» THE REQUEST:
Gather all lines from the material that contain the word "Parse".

» PROVIDED RECORDS:
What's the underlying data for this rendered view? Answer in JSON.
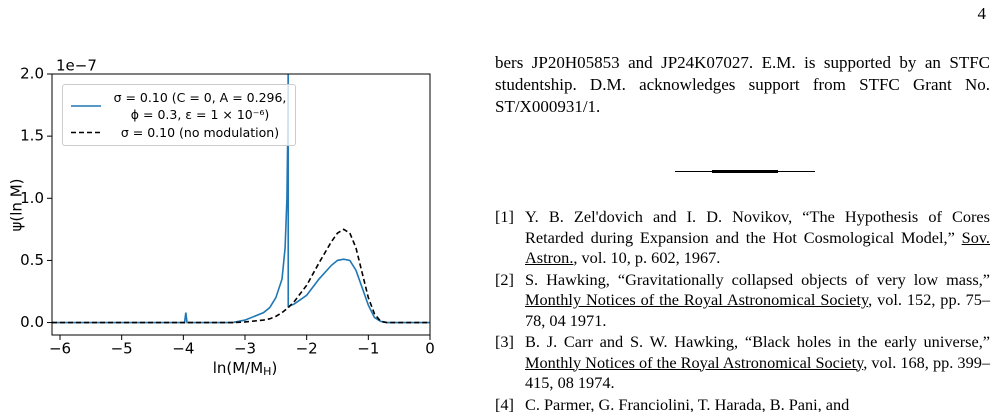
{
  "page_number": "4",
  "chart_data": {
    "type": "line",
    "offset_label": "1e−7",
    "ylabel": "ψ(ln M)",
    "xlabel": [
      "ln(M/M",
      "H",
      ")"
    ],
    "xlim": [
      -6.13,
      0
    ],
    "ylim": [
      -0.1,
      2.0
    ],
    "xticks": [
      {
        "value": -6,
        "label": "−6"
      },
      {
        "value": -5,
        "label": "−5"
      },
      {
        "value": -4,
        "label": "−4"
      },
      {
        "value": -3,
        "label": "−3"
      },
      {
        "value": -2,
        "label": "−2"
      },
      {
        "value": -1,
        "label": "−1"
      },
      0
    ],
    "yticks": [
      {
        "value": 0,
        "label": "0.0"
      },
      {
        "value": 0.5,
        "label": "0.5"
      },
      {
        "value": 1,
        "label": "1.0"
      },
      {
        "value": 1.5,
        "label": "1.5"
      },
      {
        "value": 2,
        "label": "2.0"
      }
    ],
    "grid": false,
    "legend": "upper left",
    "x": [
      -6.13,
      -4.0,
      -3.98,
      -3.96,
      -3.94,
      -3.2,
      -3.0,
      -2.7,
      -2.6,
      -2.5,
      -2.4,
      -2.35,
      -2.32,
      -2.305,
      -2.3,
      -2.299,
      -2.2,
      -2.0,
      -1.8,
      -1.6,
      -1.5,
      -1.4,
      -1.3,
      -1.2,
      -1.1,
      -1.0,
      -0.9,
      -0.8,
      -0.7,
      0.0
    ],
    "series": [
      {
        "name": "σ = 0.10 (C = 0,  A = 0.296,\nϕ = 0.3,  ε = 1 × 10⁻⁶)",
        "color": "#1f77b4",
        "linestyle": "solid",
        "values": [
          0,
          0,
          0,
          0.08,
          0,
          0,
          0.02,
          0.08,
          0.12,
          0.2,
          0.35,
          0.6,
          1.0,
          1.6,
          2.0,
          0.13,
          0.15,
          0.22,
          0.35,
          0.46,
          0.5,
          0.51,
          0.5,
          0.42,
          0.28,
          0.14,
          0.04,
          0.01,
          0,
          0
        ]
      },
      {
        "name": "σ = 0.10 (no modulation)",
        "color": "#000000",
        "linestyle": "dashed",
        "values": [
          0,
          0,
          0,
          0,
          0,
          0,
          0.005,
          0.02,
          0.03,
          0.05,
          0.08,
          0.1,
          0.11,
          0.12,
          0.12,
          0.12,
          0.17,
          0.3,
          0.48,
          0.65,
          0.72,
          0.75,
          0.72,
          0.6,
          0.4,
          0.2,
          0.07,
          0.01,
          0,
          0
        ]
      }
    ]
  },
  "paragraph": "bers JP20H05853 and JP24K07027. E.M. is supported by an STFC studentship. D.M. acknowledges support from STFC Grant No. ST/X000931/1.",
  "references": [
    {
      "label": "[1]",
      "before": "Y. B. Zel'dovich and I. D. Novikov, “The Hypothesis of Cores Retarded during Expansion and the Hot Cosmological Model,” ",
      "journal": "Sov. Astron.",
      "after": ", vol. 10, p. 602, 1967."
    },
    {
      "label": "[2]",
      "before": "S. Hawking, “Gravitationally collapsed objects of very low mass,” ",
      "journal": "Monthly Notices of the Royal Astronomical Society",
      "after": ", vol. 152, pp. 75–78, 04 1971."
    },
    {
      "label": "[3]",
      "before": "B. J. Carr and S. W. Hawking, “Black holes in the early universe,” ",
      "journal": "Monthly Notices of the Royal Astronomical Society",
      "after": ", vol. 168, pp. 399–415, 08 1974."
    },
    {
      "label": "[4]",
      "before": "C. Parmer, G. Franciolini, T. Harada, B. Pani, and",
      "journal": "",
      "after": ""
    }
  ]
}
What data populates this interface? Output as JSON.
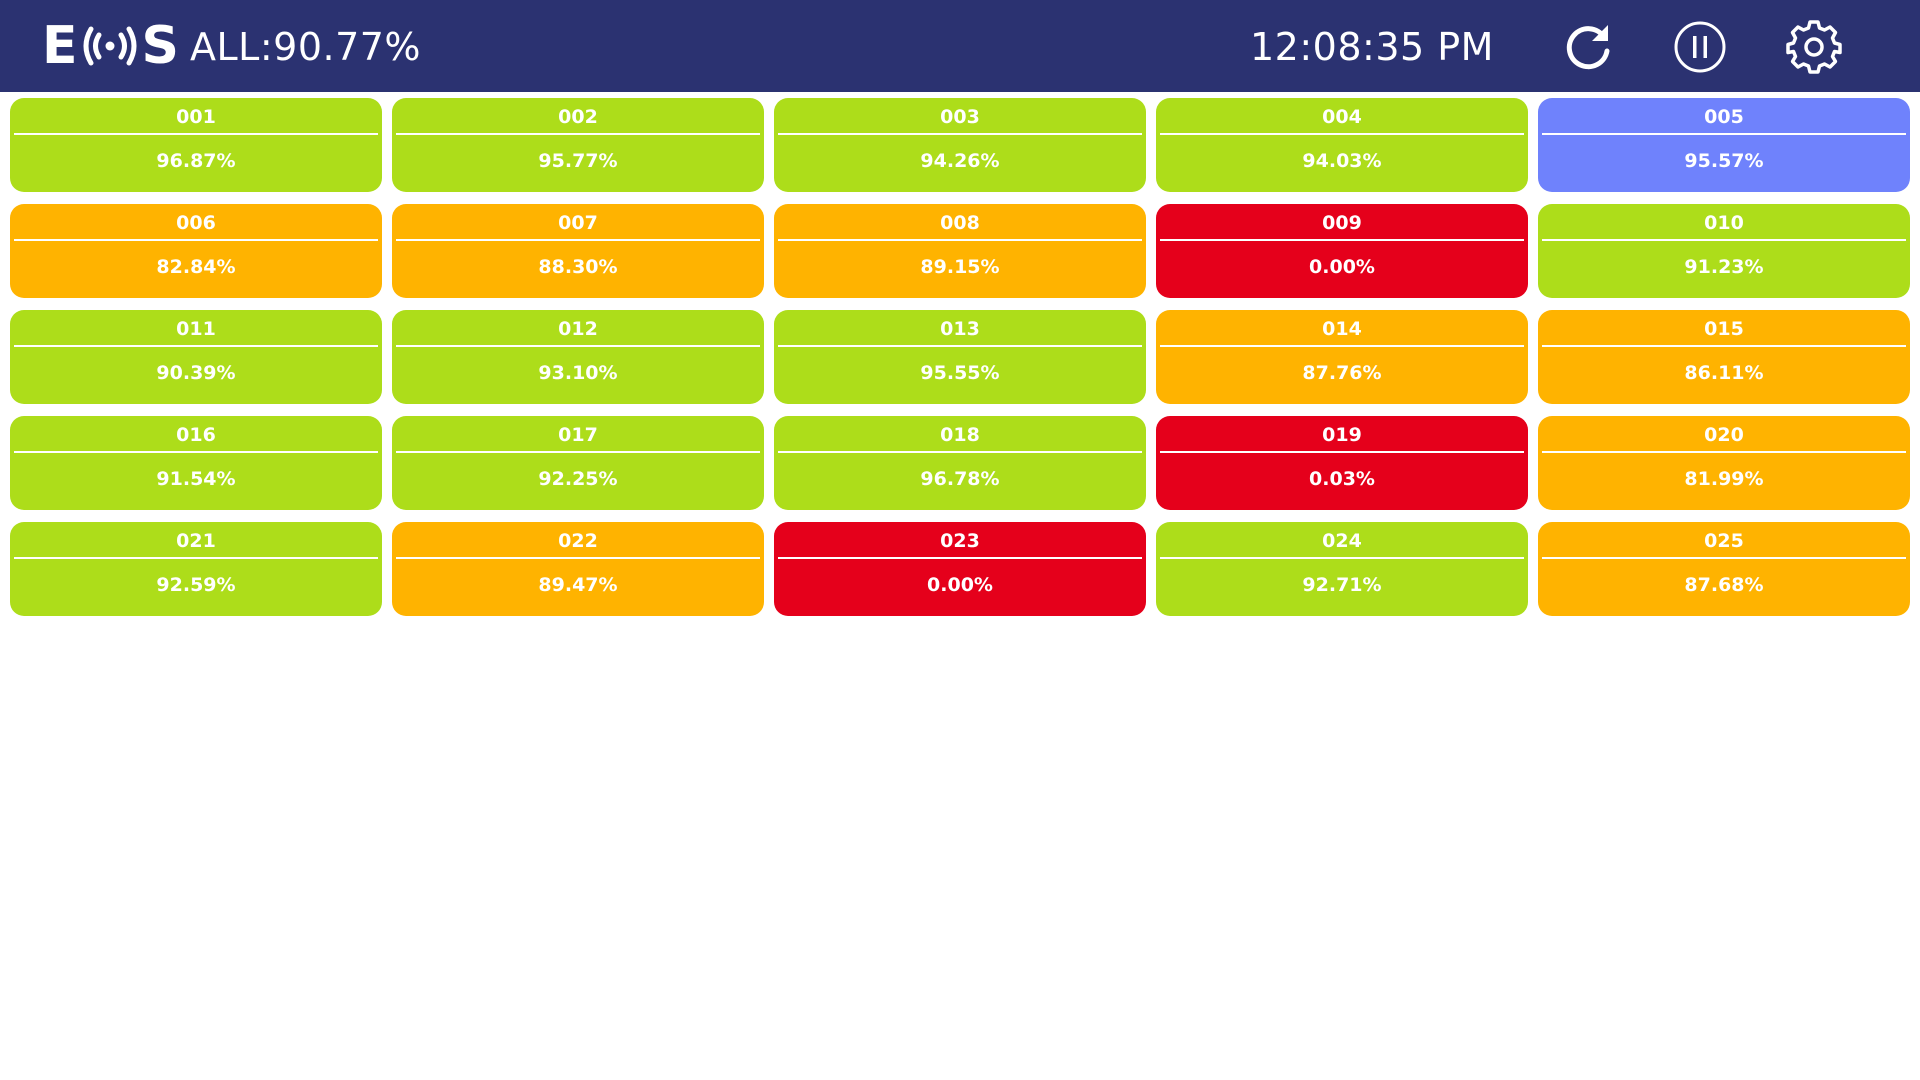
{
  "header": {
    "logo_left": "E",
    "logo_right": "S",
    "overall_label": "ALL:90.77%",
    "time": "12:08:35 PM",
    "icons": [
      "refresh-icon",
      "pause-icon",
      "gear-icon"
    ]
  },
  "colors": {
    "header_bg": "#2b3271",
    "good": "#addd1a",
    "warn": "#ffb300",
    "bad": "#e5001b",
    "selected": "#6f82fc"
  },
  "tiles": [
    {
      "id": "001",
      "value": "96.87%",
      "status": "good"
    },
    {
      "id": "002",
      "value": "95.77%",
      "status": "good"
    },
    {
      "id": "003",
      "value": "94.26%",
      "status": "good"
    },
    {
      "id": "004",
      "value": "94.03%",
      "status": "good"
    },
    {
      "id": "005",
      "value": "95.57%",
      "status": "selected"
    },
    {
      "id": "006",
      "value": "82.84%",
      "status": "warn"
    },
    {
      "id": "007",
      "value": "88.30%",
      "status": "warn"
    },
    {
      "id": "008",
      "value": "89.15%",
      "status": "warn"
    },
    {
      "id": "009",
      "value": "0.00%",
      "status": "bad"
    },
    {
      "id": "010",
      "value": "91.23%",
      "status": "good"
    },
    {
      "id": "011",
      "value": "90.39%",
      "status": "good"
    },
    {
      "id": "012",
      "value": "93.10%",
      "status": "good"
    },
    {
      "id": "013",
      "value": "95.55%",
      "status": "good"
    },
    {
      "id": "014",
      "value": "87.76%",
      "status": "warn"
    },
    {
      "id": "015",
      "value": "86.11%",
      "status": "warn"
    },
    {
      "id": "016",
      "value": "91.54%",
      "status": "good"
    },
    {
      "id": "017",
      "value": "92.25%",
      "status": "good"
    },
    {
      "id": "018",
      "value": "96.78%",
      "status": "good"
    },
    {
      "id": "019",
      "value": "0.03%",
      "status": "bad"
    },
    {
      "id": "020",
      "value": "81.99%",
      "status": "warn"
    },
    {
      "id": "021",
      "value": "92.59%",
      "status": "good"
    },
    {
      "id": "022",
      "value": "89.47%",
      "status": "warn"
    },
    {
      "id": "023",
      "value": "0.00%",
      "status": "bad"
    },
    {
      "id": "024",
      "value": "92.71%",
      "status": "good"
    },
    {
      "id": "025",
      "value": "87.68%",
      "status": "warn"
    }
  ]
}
...
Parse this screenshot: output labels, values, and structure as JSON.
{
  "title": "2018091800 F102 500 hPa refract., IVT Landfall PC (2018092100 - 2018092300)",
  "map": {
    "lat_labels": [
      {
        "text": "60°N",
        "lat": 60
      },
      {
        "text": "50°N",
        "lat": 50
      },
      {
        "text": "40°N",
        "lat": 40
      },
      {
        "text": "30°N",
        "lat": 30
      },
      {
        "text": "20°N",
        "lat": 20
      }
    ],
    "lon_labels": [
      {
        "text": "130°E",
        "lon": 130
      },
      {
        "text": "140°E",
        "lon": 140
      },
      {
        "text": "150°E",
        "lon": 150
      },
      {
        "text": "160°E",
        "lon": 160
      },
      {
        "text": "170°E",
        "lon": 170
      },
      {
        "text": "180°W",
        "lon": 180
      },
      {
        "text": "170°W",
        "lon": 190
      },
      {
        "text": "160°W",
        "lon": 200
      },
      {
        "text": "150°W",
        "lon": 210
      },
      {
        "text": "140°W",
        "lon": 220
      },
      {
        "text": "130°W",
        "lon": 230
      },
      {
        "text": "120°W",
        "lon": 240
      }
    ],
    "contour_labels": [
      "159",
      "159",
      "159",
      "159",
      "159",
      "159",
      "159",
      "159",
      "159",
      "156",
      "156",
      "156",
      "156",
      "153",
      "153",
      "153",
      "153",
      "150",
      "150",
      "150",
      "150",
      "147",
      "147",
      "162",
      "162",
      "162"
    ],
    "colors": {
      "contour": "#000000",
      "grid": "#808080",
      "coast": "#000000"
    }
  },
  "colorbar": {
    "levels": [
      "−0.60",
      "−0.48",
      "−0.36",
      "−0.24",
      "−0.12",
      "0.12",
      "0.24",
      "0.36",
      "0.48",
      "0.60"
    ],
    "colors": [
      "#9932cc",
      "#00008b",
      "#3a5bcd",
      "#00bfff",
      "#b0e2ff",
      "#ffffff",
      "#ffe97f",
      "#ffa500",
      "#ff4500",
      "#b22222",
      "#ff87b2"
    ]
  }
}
...
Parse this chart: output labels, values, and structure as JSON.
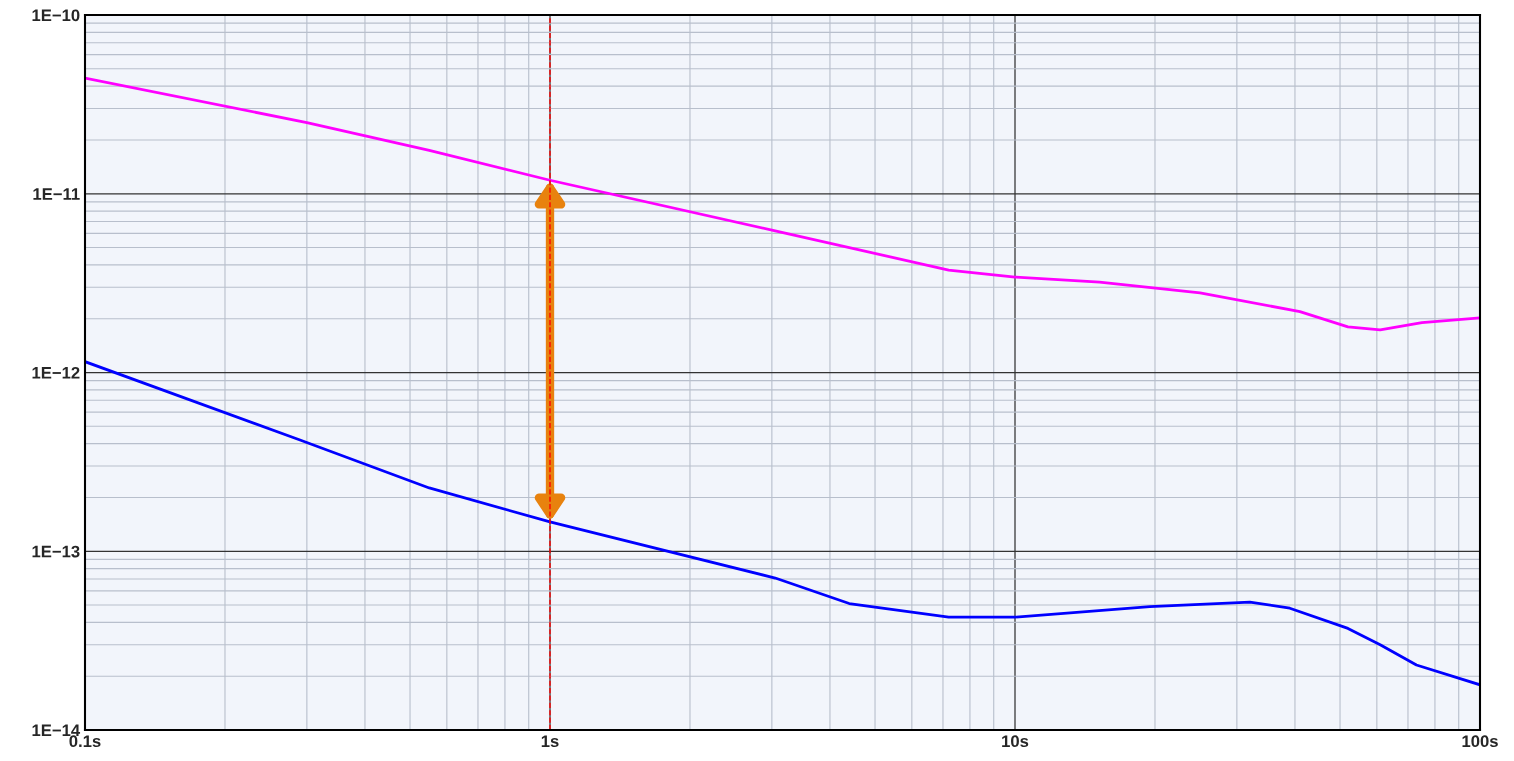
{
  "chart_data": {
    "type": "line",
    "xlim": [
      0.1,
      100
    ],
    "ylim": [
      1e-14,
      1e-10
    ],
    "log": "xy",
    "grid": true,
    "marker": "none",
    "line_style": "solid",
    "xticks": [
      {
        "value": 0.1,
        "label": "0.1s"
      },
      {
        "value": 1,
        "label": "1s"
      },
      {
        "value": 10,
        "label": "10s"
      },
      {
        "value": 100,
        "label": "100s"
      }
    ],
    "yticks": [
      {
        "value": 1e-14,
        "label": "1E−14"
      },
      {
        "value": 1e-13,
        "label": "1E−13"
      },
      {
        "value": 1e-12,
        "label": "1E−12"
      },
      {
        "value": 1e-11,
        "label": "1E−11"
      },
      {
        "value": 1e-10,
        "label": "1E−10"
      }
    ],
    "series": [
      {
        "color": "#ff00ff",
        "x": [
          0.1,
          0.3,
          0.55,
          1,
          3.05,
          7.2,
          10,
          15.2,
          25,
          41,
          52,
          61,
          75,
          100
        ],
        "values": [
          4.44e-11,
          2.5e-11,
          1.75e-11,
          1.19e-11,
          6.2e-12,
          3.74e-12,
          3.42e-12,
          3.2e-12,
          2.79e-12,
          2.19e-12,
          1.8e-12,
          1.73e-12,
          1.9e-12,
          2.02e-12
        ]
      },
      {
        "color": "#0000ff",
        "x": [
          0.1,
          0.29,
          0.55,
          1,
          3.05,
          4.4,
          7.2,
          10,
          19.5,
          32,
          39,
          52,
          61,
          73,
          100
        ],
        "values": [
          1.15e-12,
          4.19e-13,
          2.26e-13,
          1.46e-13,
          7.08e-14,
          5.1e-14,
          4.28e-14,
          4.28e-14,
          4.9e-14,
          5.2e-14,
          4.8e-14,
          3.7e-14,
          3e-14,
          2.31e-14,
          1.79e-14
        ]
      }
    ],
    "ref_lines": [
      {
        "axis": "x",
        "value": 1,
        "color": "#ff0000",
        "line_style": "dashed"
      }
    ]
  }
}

» TASK RESPONSE:
Parse this screenshot: output labels, values, and structure as JSON.
Parse this chart: output labels, values, and structure as JSON.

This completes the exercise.